EXERCISE:
Lay out each line of the listing below as a JSON list of strings, one string per line, with any blank lines left out.

DATASET EXCERPTS:
··········

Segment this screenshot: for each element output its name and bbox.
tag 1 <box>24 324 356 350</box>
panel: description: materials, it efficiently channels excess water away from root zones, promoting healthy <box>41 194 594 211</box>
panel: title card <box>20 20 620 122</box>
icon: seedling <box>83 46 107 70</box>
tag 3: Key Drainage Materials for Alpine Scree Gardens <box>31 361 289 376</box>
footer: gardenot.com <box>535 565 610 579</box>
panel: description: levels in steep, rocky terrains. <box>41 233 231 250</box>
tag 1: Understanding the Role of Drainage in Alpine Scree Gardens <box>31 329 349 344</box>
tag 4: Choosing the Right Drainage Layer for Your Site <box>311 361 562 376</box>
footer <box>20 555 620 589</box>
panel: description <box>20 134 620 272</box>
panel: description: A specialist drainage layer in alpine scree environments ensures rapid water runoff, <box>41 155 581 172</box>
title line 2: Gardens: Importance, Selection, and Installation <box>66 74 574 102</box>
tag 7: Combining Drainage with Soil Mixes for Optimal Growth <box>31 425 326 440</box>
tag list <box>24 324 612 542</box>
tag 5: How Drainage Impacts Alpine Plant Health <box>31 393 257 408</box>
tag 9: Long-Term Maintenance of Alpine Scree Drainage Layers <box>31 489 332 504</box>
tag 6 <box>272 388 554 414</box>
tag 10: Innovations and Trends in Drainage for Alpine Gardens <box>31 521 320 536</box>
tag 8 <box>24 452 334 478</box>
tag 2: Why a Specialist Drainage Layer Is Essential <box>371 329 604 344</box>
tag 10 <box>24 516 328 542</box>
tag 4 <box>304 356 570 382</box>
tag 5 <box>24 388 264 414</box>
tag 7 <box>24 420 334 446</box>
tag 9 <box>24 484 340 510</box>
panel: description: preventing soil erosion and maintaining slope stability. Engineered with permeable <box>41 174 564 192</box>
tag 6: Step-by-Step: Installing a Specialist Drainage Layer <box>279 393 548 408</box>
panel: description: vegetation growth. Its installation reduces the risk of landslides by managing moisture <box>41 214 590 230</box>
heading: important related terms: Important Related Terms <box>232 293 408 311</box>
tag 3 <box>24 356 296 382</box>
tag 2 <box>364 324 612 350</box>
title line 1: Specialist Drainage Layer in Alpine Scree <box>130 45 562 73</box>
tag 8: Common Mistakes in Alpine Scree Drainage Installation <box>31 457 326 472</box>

··········

EXPECTED ANSWER:
[
  "Segment this screenshot: for each element output its name and bbox.",
  "tag 1 <box>24 324 356 350</box>",
  "panel: description: materials, it efficiently channels excess water away from root zones, promoting healthy <box>41 194 594 211</box>",
  "panel: title card <box>20 20 620 122</box>",
  "icon: seedling <box>83 46 107 70</box>",
  "tag 3: Key Drainage Materials for Alpine Scree Gardens <box>31 361 289 376</box>",
  "footer: gardenot.com <box>535 565 610 579</box>",
  "panel: description: levels in steep, rocky terrains. <box>41 233 231 250</box>",
  "tag 1: Understanding the Role of Drainage in Alpine Scree Gardens <box>31 329 349 344</box>",
  "tag 4: Choosing the Right Drainage Layer for Your Site <box>311 361 562 376</box>",
  "footer <box>20 555 620 589</box>",
  "panel: description <box>20 134 620 272</box>",
  "panel: description: A specialist drainage layer in alpine scree environments ensures rapid water runoff, <box>41 155 581 172</box>",
  "title line 2: Gardens: Importance, Selection, and Installation <box>66 74 574 102</box>",
  "tag 7: Combining Drainage with Soil Mixes for Optimal Growth <box>31 425 326 440</box>",
  "tag list <box>24 324 612 542</box>",
  "tag 5: How Drainage Impacts Alpine Plant Health <box>31 393 257 408</box>",
  "tag 9: Long-Term Maintenance of Alpine Scree Drainage Layers <box>31 489 332 504</box>",
  "tag 6 <box>272 388 554 414</box>",
  "tag 10: Innovations and Trends in Drainage for Alpine Gardens <box>31 521 320 536</box>",
  "tag 8 <box>24 452 334 478</box>",
  "tag 2: Why a Specialist Drainage Layer Is Essential <box>371 329 604 344</box>",
  "tag 10 <box>24 516 328 542</box>",
  "tag 4 <box>304 356 570 382</box>",
  "tag 5 <box>24 388 264 414</box>",
  "tag 7 <box>24 420 334 446</box>",
  "tag 9 <box>24 484 340 510</box>",
  "panel: description: preventing soil erosion and maintaining slope stability. Engineered with permeable <box>41 174 564 192</box>",
  "tag 6: Step-by-Step: Installing a Specialist Drainage Layer <box>279 393 548 408</box>",
  "panel: description: vegetation growth. Its installation reduces the risk of landslides by managing moisture <box>41 214 590 230</box>",
  "heading: important related terms: Important Related Terms <box>232 293 408 311</box>",
  "tag 3 <box>24 356 296 382</box>",
  "tag 2 <box>364 324 612 350</box>",
  "title line 1: Specialist Drainage Layer in Alpine Scree <box>130 45 562 73</box>",
  "tag 8: Common Mistakes in Alpine Scree Drainage Installation <box>31 457 326 472</box>"
]